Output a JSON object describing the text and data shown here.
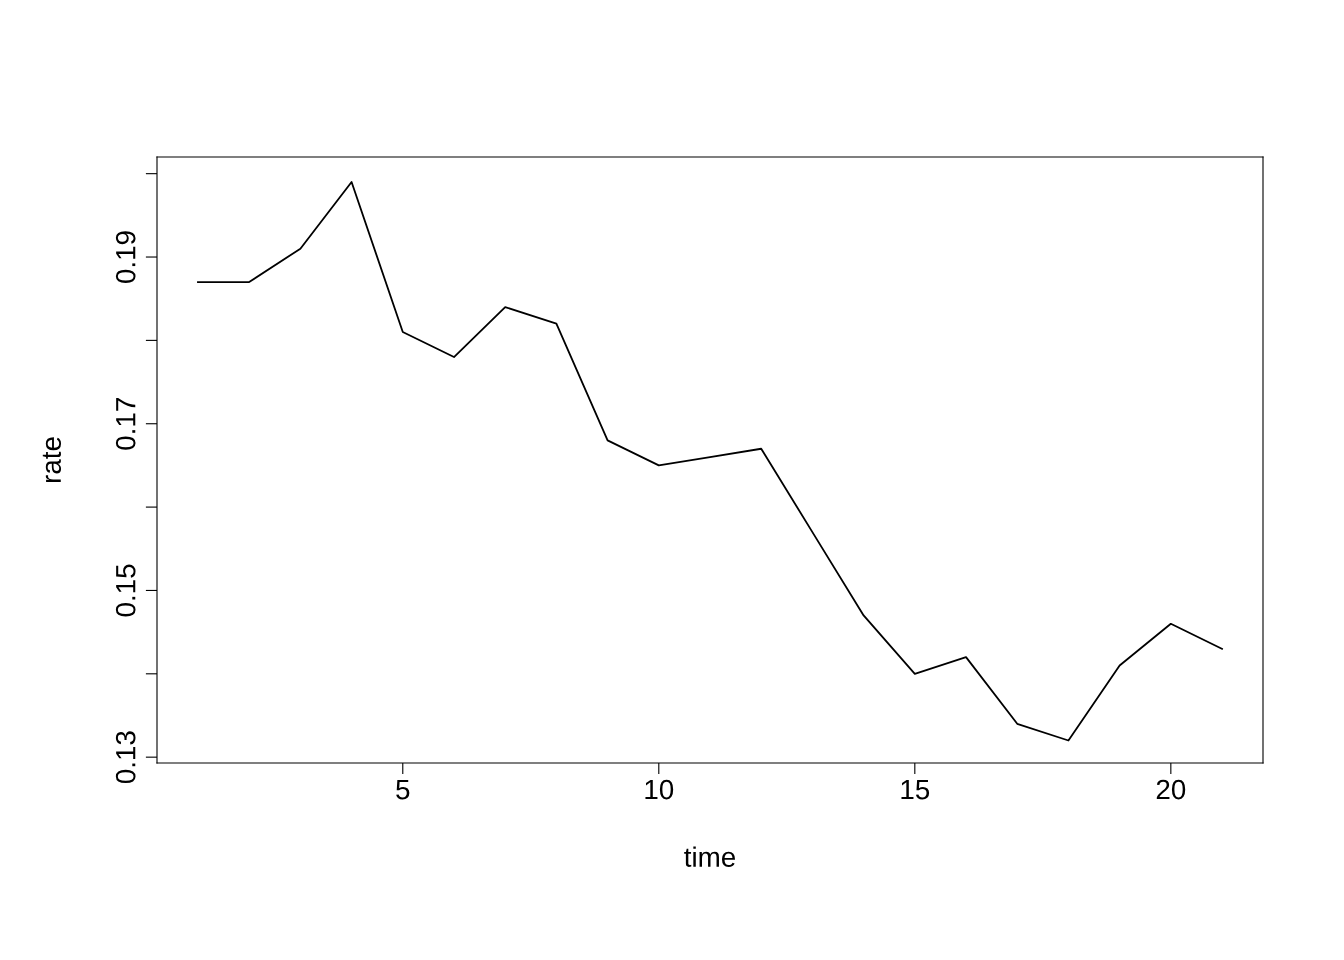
{
  "chart_data": {
    "type": "line",
    "xlabel": "time",
    "ylabel": "rate",
    "x": [
      1,
      2,
      3,
      4,
      5,
      6,
      7,
      8,
      9,
      10,
      11,
      12,
      13,
      14,
      15,
      16,
      17,
      18,
      19,
      20,
      21
    ],
    "series": [
      {
        "color": "#000000",
        "values": [
          0.187,
          0.187,
          0.191,
          0.199,
          0.181,
          0.178,
          0.184,
          0.182,
          0.168,
          0.165,
          0.166,
          0.167,
          0.157,
          0.147,
          0.14,
          0.142,
          0.134,
          0.132,
          0.141,
          0.146,
          0.143
        ]
      }
    ],
    "xlim": [
      0.2,
      21.8
    ],
    "xticks": [
      5,
      10,
      15,
      20
    ],
    "ylim": [
      0.1293,
      0.202
    ],
    "yticks": [
      0.13,
      {
        "value": 0.14,
        "label": null
      },
      0.15,
      {
        "value": 0.16,
        "label": null
      },
      0.17,
      {
        "value": 0.18,
        "label": null
      },
      0.19,
      {
        "value": 0.2,
        "label": null
      }
    ],
    "grid": false,
    "legend": false,
    "marker": "none",
    "line_style": "solid"
  }
}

**The request:**
All entries are to be retyped exactly. Omit any embedded images.

**Final result:**
Output a JSON object describing the text and data shown here.
{
  "chart_data": {
    "type": "line",
    "xlabel": "time",
    "ylabel": "rate",
    "x": [
      1,
      2,
      3,
      4,
      5,
      6,
      7,
      8,
      9,
      10,
      11,
      12,
      13,
      14,
      15,
      16,
      17,
      18,
      19,
      20,
      21
    ],
    "series": [
      {
        "color": "#000000",
        "values": [
          0.187,
          0.187,
          0.191,
          0.199,
          0.181,
          0.178,
          0.184,
          0.182,
          0.168,
          0.165,
          0.166,
          0.167,
          0.157,
          0.147,
          0.14,
          0.142,
          0.134,
          0.132,
          0.141,
          0.146,
          0.143
        ]
      }
    ],
    "xlim": [
      0.2,
      21.8
    ],
    "xticks": [
      5,
      10,
      15,
      20
    ],
    "ylim": [
      0.1293,
      0.202
    ],
    "yticks": [
      0.13,
      {
        "value": 0.14,
        "label": null
      },
      0.15,
      {
        "value": 0.16,
        "label": null
      },
      0.17,
      {
        "value": 0.18,
        "label": null
      },
      0.19,
      {
        "value": 0.2,
        "label": null
      }
    ],
    "grid": false,
    "legend": false,
    "marker": "none",
    "line_style": "solid"
  }
}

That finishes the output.